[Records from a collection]
## begin

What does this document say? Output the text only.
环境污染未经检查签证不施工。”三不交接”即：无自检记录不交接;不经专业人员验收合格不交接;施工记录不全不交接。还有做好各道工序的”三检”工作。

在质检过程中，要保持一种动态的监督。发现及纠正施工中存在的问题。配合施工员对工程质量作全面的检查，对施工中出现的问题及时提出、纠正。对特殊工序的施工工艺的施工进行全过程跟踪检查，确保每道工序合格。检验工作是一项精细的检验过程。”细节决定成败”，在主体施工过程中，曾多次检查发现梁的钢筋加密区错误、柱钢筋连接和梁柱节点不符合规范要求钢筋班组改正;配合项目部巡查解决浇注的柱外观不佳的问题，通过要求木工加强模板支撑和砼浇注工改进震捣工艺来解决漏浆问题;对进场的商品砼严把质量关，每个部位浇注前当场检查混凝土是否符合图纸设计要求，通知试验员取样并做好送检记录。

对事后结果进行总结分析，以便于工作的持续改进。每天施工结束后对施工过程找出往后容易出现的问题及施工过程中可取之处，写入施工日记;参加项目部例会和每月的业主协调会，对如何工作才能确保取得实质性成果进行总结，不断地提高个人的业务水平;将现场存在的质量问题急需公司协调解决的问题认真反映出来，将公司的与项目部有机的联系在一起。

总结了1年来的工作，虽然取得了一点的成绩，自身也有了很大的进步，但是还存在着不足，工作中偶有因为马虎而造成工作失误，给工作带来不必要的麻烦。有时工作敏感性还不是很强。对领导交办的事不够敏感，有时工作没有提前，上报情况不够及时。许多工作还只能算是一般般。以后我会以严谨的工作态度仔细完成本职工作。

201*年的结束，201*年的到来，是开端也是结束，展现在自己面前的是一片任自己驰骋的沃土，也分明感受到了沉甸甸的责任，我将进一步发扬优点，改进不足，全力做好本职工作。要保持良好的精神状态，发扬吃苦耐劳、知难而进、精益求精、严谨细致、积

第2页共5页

## end

Your instructions:
Repeat the data precisely, reproducing every entry.

Solved exercise:
What does this document say? Output the text only.
环境污染未经检查签证不施工。”三不交接”即：无自检记录不交接;不经专业人员验收合格不交接;施工记录不全不交接。还有做好各道工序的”三检”工作。

在质检过程中，要保持一种动态的监督。发现及纠正施工中存在的问题。配合施工员对工程质量作全面的检查，对施工中出现的问题及时提出、纠正。对特殊工序的施工工艺的施工进行全过程跟踪检查，确保每道工序合格。检验工作是一项精细的检验过程。”细节决定成败”，在主体施工过程中，曾多次检查发现梁的钢筋加密区错误、柱钢筋连接和梁柱节点不符合规范要求钢筋班组改正;配合项目部巡查解决浇注的柱外观不佳的问题，通过要求木工加强模板支撑和砼浇注工改进震捣工艺来解决漏浆问题;对进场的商品砼严把质量关，每个部位浇注前当场检查混凝土是否符合图纸设计要求，通知试验员取样并做好送检记录。

对事后结果进行总结分析，以便于工作的持续改进。每天施工结束后对施工过程找出往后容易出现的问题及施工过程中可取之处，写入施工日记;参加项目部例会和每月的业主协调会，对如何工作才能确保取得实质性成果进行总结，不断地提高个人的业务水平;将现场存在的质量问题急需公司协调解决的问题认真反映出来，将公司的与项目部有机的联系在一起。

总结了1年来的工作，虽然取得了一点的成绩，自身也有了很大的进步，但是还存在着不足，工作中偶有因为马虎而造成工作失误，给工作带来不必要的麻烦。有时工作敏感性还不是很强。对领导交办的事不够敏感，有时工作没有提前，上报情况不够及时。许多工作还只能算是一般般。以后我会以严谨的工作态度仔细完成本职工作。

201*年的结束，201*年的到来，是开端也是结束，展现在自己面前的是一片任自己驰骋的沃土，也分明感受到了沉甸甸的责任，我将进一步发扬优点，改进不足，全力做好本职工作。要保持良好的精神状态，发扬吃苦耐劳、知难而进、精益求精、严谨细致、积

第2页共5页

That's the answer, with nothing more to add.